%%

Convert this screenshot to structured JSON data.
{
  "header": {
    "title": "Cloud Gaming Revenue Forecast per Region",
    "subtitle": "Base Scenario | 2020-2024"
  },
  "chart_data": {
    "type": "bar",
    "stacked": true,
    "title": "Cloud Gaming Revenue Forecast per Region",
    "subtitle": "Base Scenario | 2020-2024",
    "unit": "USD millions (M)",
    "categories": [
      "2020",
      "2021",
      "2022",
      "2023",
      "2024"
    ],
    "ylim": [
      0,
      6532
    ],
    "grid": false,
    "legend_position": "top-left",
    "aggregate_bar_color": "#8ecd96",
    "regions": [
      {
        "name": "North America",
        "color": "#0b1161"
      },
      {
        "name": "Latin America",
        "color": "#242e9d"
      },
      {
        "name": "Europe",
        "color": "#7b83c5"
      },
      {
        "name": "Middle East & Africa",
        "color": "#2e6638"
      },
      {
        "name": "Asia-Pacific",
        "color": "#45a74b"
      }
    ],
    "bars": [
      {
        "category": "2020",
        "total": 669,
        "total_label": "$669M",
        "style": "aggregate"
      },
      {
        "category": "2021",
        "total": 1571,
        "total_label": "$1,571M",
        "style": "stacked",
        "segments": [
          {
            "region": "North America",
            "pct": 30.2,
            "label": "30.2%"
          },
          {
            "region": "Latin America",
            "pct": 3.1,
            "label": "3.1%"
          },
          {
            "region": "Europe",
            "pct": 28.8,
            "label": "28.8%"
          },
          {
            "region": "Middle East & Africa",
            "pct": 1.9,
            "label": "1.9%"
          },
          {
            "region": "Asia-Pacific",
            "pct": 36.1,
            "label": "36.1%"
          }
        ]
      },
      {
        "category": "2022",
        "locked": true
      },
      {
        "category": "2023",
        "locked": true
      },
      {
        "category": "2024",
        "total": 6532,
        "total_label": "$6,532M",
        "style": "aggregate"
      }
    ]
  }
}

%%

# Aim of the exercise
Write every entry out again exactly.

# Reply
Convert this screenshot to structured JSON data.
{
  "header": {
    "title": "Cloud Gaming Revenue Forecast per Region",
    "subtitle": "Base Scenario | 2020-2024"
  },
  "chart_data": {
    "type": "bar",
    "stacked": true,
    "title": "Cloud Gaming Revenue Forecast per Region",
    "subtitle": "Base Scenario | 2020-2024",
    "unit": "USD millions (M)",
    "categories": [
      "2020",
      "2021",
      "2022",
      "2023",
      "2024"
    ],
    "ylim": [
      0,
      6532
    ],
    "grid": false,
    "legend_position": "top-left",
    "aggregate_bar_color": "#8ecd96",
    "regions": [
      {
        "name": "North America",
        "color": "#0b1161"
      },
      {
        "name": "Latin America",
        "color": "#242e9d"
      },
      {
        "name": "Europe",
        "color": "#7b83c5"
      },
      {
        "name": "Middle East & Africa",
        "color": "#2e6638"
      },
      {
        "name": "Asia-Pacific",
        "color": "#45a74b"
      }
    ],
    "bars": [
      {
        "category": "2020",
        "total": 669,
        "total_label": "$669M",
        "style": "aggregate"
      },
      {
        "category": "2021",
        "total": 1571,
        "total_label": "$1,571M",
        "style": "stacked",
        "segments": [
          {
            "region": "North America",
            "pct": 30.2,
            "label": "30.2%"
          },
          {
            "region": "Latin America",
            "pct": 3.1,
            "label": "3.1%"
          },
          {
            "region": "Europe",
            "pct": 28.8,
            "label": "28.8%"
          },
          {
            "region": "Middle East & Africa",
            "pct": 1.9,
            "label": "1.9%"
          },
          {
            "region": "Asia-Pacific",
            "pct": 36.1,
            "label": "36.1%"
          }
        ]
      },
      {
        "category": "2022",
        "locked": true
      },
      {
        "category": "2023",
        "locked": true
      },
      {
        "category": "2024",
        "total": 6532,
        "total_label": "$6,532M",
        "style": "aggregate"
      }
    ]
  }
}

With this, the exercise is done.